→ What to do
Beginning with the line that holds "OCR this image." and ending with the last line below, repeat each line exactly, leaving any pictures out.

→ Records shown

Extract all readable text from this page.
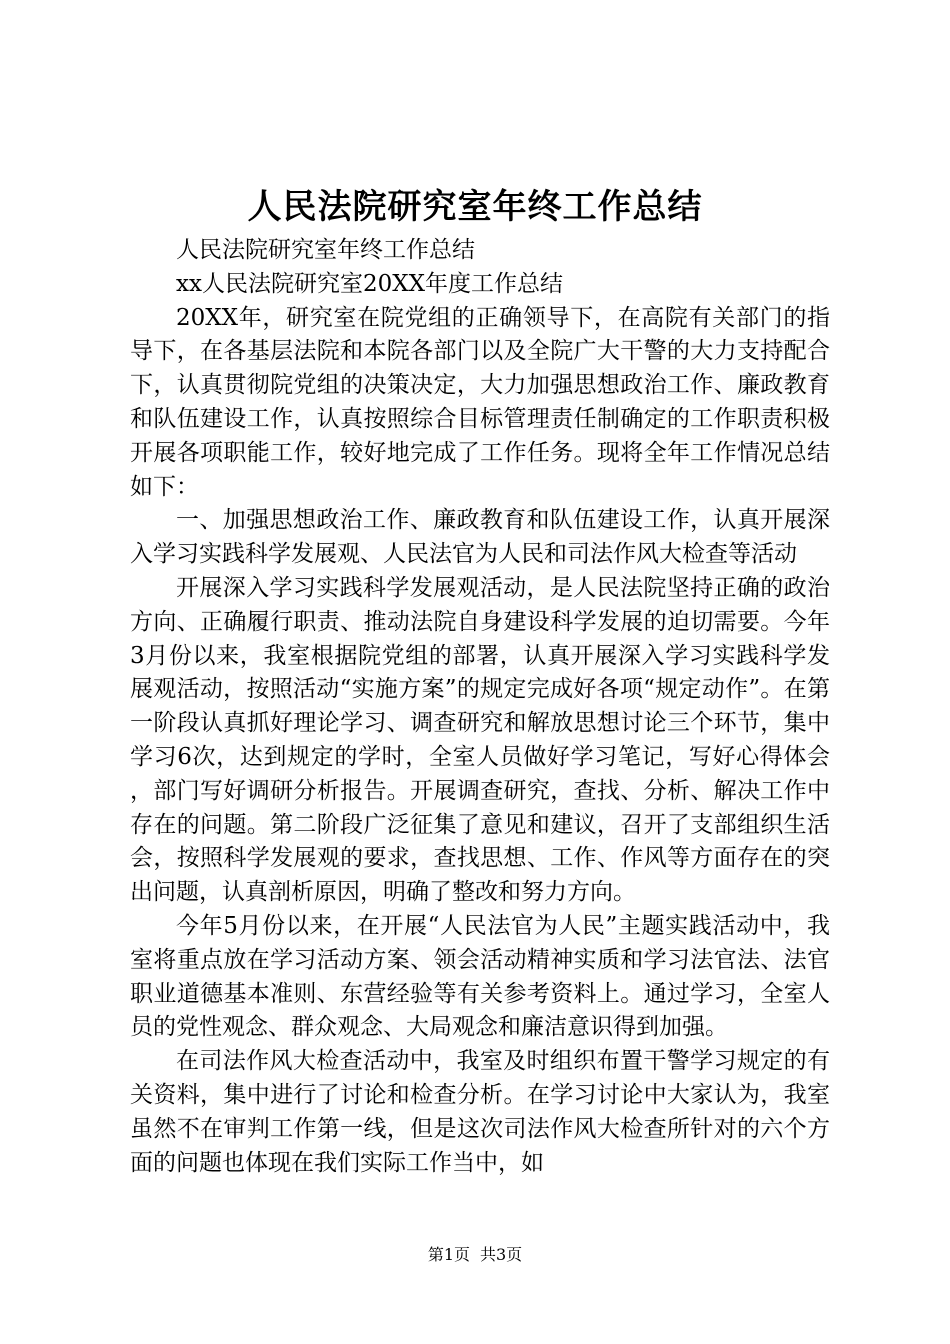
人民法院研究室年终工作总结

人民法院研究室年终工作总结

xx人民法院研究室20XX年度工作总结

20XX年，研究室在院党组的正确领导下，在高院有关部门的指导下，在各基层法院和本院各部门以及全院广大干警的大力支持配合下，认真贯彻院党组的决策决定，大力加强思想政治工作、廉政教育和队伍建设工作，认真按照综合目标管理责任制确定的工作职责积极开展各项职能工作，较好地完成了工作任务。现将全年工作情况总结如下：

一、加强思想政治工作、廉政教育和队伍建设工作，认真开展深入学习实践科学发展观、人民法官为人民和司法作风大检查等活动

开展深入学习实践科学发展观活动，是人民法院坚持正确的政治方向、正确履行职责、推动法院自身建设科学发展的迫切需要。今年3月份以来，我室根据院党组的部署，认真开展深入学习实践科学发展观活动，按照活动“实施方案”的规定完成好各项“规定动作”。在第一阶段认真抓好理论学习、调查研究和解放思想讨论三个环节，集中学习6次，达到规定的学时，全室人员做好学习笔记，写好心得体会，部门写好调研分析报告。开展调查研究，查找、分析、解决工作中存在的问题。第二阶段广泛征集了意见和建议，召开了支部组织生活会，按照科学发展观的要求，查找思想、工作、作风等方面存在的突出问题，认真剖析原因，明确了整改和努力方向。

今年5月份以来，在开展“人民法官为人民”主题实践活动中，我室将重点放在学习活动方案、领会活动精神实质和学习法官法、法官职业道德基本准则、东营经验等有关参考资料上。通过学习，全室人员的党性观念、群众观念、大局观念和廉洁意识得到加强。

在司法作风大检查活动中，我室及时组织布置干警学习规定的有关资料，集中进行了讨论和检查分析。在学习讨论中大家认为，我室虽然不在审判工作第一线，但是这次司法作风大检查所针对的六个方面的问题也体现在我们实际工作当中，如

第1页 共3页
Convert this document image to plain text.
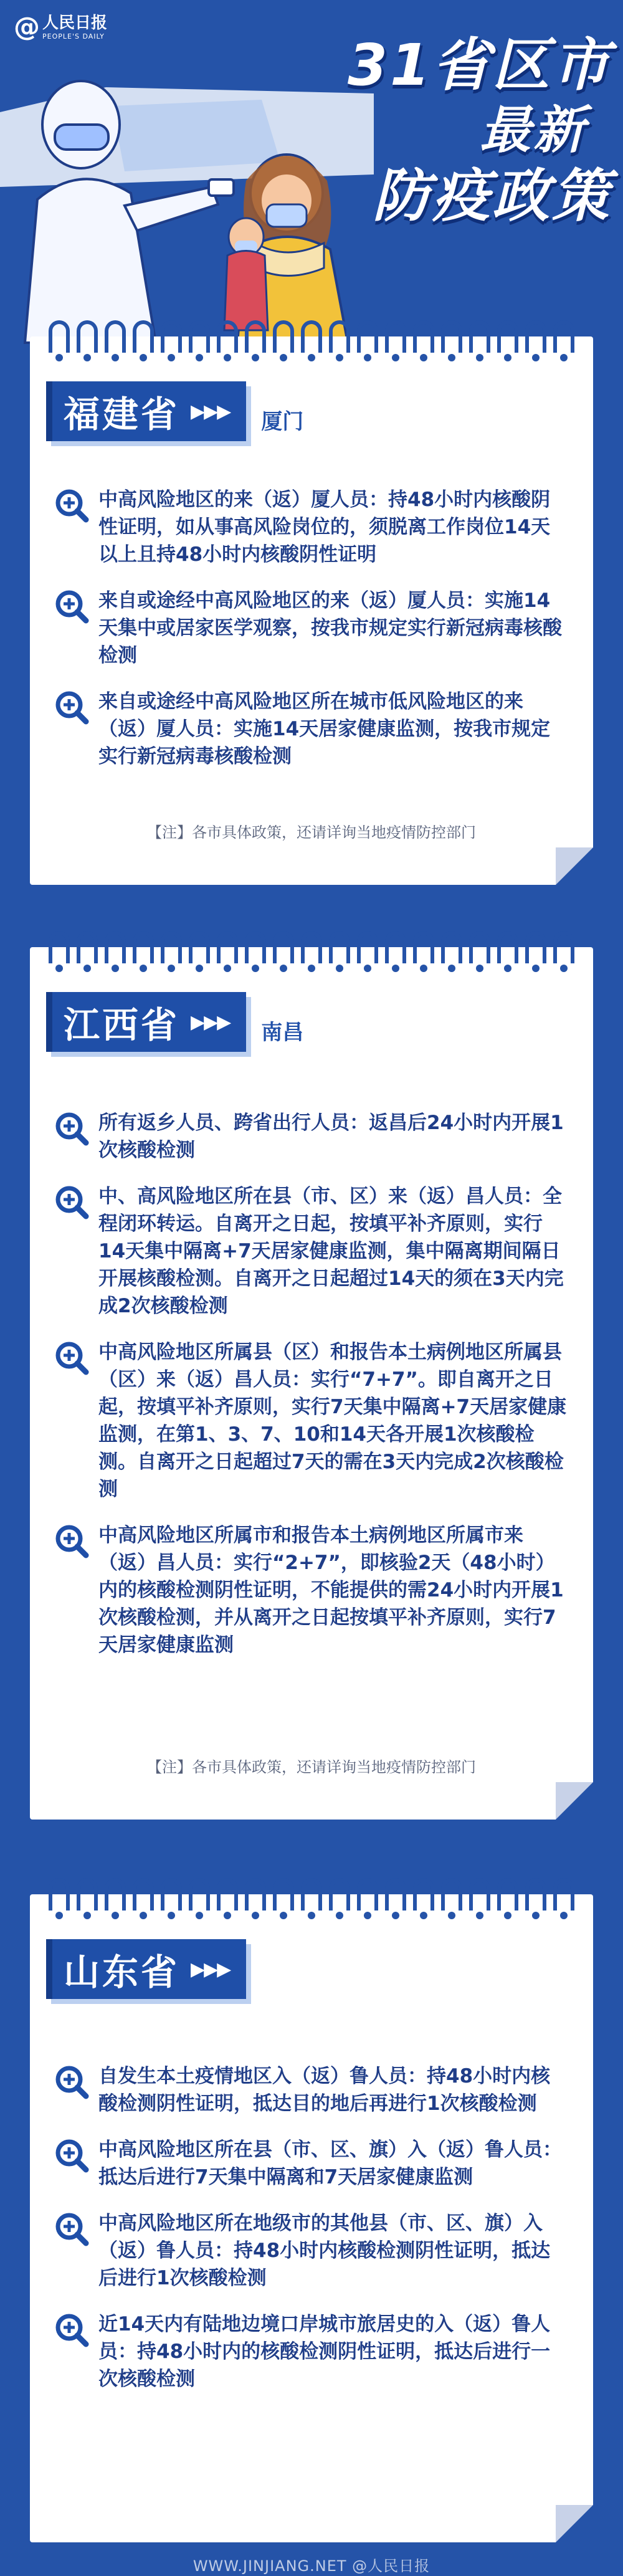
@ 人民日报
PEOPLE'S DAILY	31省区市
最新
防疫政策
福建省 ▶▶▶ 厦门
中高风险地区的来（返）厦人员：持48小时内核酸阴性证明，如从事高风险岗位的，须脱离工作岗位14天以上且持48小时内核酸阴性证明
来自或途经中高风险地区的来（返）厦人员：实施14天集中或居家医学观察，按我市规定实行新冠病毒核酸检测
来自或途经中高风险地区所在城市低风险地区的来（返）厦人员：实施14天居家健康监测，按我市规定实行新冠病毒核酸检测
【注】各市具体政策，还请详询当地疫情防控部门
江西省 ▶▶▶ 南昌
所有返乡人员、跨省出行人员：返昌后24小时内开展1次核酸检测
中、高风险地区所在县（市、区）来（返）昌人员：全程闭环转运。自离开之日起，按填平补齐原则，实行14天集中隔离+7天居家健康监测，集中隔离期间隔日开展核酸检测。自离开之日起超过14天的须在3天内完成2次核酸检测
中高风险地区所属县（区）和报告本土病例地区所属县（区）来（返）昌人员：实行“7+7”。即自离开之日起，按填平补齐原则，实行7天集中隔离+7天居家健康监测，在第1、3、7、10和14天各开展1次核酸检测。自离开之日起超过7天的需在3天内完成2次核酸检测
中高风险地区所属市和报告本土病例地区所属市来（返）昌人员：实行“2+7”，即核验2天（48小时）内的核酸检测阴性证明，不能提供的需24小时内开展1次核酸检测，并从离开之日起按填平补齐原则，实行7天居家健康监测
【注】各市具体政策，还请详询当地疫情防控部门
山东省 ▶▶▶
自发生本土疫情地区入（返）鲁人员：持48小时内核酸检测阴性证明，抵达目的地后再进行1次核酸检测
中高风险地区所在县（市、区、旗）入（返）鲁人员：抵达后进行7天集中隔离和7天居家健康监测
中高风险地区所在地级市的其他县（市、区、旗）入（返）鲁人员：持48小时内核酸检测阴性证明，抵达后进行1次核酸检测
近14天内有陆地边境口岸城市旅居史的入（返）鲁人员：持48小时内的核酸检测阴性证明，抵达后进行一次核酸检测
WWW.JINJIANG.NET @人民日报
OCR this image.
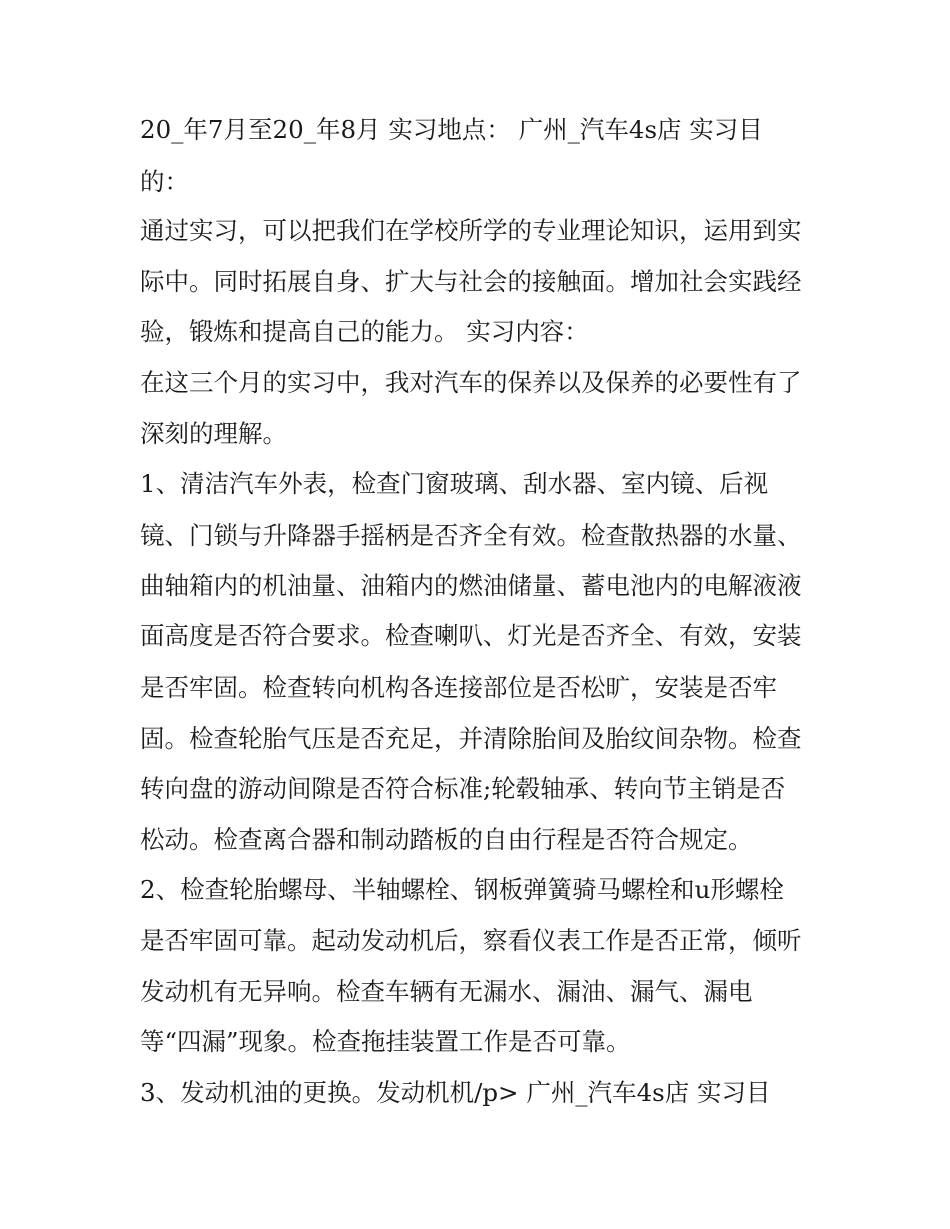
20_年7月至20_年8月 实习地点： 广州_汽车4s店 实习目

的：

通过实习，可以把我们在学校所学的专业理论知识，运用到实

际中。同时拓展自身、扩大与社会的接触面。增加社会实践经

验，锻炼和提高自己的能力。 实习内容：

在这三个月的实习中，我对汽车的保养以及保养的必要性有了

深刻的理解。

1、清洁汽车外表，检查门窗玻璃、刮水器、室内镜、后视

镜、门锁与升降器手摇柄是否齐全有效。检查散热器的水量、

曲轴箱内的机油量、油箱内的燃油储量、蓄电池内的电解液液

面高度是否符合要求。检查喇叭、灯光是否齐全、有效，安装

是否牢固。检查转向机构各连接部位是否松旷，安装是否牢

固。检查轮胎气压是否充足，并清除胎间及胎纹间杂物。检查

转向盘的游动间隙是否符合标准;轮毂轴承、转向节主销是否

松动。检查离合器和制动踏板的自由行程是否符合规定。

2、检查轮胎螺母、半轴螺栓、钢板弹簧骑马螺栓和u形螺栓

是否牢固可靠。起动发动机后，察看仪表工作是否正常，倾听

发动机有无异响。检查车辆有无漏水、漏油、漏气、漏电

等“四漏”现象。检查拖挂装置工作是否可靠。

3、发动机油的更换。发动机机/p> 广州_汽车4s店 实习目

→ Task solution
OCR this image.
20_年7月至20_年8月 实习地点： 广州_汽车4s店 实习目

的：

通过实习，可以把我们在学校所学的专业理论知识，运用到实

际中。同时拓展自身、扩大与社会的接触面。增加社会实践经

验，锻炼和提高自己的能力。 实习内容：

在这三个月的实习中，我对汽车的保养以及保养的必要性有了

深刻的理解。

1、清洁汽车外表，检查门窗玻璃、刮水器、室内镜、后视

镜、门锁与升降器手摇柄是否齐全有效。检查散热器的水量、

曲轴箱内的机油量、油箱内的燃油储量、蓄电池内的电解液液

面高度是否符合要求。检查喇叭、灯光是否齐全、有效，安装

是否牢固。检查转向机构各连接部位是否松旷，安装是否牢

固。检查轮胎气压是否充足，并清除胎间及胎纹间杂物。检查

转向盘的游动间隙是否符合标准;轮毂轴承、转向节主销是否

松动。检查离合器和制动踏板的自由行程是否符合规定。

2、检查轮胎螺母、半轴螺栓、钢板弹簧骑马螺栓和u形螺栓

是否牢固可靠。起动发动机后，察看仪表工作是否正常，倾听

发动机有无异响。检查车辆有无漏水、漏油、漏气、漏电

等“四漏”现象。检查拖挂装置工作是否可靠。

3、发动机油的更换。发动机机/p> 广州_汽车4s店 实习目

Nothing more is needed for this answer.